* TASK TO COMPLETE *
The records below must be retyped exactly.

* RECORDS FOR THE TASK *
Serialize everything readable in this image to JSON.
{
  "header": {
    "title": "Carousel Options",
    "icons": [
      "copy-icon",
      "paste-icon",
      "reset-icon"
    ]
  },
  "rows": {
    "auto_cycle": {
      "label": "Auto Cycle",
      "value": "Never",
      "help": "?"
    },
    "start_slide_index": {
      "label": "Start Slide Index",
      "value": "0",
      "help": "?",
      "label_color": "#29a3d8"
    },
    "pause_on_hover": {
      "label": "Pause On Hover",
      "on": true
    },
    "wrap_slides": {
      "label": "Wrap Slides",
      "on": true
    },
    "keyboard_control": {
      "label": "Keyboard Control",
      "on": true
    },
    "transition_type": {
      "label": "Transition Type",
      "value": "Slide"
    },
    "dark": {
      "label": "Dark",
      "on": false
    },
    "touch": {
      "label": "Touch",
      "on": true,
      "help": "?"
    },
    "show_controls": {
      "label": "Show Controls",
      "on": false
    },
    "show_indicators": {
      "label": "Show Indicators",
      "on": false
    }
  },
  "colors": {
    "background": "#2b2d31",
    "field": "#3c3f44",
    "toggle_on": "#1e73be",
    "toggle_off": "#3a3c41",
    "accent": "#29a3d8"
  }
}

* WORKED ANSWER *
Serialize everything readable in this image to JSON.
{
  "header": {
    "title": "Carousel Options",
    "icons": [
      "copy-icon",
      "paste-icon",
      "reset-icon"
    ]
  },
  "rows": {
    "auto_cycle": {
      "label": "Auto Cycle",
      "value": "Never",
      "help": "?"
    },
    "start_slide_index": {
      "label": "Start Slide Index",
      "value": "0",
      "help": "?",
      "label_color": "#29a3d8"
    },
    "pause_on_hover": {
      "label": "Pause On Hover",
      "on": true
    },
    "wrap_slides": {
      "label": "Wrap Slides",
      "on": true
    },
    "keyboard_control": {
      "label": "Keyboard Control",
      "on": true
    },
    "transition_type": {
      "label": "Transition Type",
      "value": "Slide"
    },
    "dark": {
      "label": "Dark",
      "on": false
    },
    "touch": {
      "label": "Touch",
      "on": true,
      "help": "?"
    },
    "show_controls": {
      "label": "Show Controls",
      "on": false
    },
    "show_indicators": {
      "label": "Show Indicators",
      "on": false
    }
  },
  "colors": {
    "background": "#2b2d31",
    "field": "#3c3f44",
    "toggle_on": "#1e73be",
    "toggle_off": "#3a3c41",
    "accent": "#29a3d8"
  }
}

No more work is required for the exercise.